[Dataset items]
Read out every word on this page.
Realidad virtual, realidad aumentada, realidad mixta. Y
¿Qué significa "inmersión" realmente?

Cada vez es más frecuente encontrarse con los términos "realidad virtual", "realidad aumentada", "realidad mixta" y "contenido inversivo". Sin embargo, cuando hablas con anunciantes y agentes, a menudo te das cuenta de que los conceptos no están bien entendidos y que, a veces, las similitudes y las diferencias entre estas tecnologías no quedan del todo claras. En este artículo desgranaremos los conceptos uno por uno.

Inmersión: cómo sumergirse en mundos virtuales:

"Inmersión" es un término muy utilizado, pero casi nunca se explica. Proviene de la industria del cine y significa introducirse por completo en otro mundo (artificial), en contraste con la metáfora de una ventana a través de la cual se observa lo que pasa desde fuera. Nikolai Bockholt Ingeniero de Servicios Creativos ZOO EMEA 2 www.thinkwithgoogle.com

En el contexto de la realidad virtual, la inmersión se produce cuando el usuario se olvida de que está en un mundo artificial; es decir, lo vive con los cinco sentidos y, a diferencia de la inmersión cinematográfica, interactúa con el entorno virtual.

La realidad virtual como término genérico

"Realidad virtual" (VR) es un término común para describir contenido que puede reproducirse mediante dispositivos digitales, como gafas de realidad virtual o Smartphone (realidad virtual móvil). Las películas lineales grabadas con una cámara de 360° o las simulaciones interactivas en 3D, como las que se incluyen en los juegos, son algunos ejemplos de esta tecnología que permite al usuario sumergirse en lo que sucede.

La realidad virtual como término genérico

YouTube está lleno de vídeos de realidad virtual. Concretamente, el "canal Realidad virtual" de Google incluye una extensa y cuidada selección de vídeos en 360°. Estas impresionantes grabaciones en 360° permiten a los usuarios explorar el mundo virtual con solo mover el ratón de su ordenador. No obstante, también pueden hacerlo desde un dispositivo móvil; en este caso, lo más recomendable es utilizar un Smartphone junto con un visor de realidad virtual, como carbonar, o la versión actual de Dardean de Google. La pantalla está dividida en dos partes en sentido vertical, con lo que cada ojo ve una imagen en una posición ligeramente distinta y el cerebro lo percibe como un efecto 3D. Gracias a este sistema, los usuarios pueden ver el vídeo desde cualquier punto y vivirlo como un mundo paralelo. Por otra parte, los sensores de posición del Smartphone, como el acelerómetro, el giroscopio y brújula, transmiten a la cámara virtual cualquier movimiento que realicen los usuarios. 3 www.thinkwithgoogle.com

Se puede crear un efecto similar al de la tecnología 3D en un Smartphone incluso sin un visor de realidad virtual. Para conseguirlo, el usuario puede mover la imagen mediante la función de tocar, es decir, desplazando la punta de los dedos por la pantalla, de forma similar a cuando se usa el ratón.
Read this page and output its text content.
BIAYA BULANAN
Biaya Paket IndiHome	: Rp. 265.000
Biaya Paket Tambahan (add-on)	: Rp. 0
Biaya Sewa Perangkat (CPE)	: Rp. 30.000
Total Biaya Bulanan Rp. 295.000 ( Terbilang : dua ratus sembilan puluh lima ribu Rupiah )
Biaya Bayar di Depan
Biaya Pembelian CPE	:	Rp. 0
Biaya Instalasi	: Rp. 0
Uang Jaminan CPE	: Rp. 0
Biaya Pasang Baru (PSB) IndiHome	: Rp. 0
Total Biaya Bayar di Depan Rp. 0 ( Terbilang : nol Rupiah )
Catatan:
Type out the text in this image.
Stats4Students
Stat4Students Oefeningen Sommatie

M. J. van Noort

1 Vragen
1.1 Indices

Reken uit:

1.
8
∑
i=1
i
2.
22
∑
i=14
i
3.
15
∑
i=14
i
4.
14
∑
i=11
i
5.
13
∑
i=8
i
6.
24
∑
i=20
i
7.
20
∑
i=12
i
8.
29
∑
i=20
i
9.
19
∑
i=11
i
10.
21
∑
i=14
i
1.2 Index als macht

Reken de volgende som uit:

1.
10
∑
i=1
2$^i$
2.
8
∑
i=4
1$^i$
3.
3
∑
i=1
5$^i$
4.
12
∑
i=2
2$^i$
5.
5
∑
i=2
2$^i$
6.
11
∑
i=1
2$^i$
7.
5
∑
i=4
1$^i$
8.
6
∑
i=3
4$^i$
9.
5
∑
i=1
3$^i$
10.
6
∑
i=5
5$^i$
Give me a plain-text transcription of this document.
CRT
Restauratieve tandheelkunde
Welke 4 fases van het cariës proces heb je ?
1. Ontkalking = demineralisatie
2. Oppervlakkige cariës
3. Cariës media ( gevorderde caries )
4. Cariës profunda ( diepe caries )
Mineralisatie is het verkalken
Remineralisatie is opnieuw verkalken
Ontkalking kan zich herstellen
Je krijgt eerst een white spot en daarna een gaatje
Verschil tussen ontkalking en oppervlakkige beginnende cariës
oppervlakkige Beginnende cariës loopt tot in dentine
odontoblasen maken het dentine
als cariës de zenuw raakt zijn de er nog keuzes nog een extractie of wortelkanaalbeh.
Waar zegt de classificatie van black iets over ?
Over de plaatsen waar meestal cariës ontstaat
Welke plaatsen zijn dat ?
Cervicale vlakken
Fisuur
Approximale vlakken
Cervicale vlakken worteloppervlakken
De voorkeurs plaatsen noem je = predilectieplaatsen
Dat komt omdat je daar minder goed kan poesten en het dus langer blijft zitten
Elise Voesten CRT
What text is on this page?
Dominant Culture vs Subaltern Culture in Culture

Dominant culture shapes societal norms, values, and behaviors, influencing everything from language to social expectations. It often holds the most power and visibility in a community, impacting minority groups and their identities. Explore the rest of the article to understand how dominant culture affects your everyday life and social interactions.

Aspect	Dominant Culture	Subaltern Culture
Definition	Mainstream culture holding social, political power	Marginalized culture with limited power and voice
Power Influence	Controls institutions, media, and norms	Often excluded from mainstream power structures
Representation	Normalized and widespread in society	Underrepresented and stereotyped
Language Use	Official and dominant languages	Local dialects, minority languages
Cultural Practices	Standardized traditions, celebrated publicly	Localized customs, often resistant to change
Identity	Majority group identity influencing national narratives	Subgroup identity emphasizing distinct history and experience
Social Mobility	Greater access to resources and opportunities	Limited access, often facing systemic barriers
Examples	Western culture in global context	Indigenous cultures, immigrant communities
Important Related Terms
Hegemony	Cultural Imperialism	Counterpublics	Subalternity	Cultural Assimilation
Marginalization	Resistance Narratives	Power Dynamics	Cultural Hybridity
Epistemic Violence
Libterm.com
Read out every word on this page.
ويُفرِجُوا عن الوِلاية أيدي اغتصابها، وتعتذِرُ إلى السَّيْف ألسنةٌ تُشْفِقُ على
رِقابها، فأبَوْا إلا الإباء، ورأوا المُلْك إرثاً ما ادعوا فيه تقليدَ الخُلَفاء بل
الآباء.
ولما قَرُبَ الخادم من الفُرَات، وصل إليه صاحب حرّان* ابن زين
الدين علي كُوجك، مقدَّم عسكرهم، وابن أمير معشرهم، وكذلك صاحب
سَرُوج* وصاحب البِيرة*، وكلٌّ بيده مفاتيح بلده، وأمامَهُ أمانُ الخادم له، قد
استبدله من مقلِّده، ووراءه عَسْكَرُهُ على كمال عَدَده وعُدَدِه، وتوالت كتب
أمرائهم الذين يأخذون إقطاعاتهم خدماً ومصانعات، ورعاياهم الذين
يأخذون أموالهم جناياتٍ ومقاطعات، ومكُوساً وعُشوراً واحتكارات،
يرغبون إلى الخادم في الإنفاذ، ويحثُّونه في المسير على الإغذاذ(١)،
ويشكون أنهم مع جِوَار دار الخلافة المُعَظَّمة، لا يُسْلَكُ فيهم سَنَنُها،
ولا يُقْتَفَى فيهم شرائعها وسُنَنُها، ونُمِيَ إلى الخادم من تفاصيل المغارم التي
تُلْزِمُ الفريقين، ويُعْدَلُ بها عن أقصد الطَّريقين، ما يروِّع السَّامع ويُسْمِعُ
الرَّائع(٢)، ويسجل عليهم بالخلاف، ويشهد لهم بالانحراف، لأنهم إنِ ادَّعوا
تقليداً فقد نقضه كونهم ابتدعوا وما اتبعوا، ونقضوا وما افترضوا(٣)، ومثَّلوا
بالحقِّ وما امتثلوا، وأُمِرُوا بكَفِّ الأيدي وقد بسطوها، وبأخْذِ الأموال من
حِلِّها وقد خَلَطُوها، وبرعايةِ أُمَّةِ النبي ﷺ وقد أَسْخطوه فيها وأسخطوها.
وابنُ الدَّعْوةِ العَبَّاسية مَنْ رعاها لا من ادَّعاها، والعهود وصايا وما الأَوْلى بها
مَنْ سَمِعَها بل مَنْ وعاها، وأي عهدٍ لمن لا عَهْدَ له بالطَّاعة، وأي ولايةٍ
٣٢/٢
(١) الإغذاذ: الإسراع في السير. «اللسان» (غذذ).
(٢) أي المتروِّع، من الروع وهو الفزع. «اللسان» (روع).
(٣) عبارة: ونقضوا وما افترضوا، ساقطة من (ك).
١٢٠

▶ _Task description_
Select all lines in the listing that include the word "page".

▶ _Solution for this task_
Read out every word on this page.
Read this page and output its text content.
What text is on this page?
Read out every word on this page.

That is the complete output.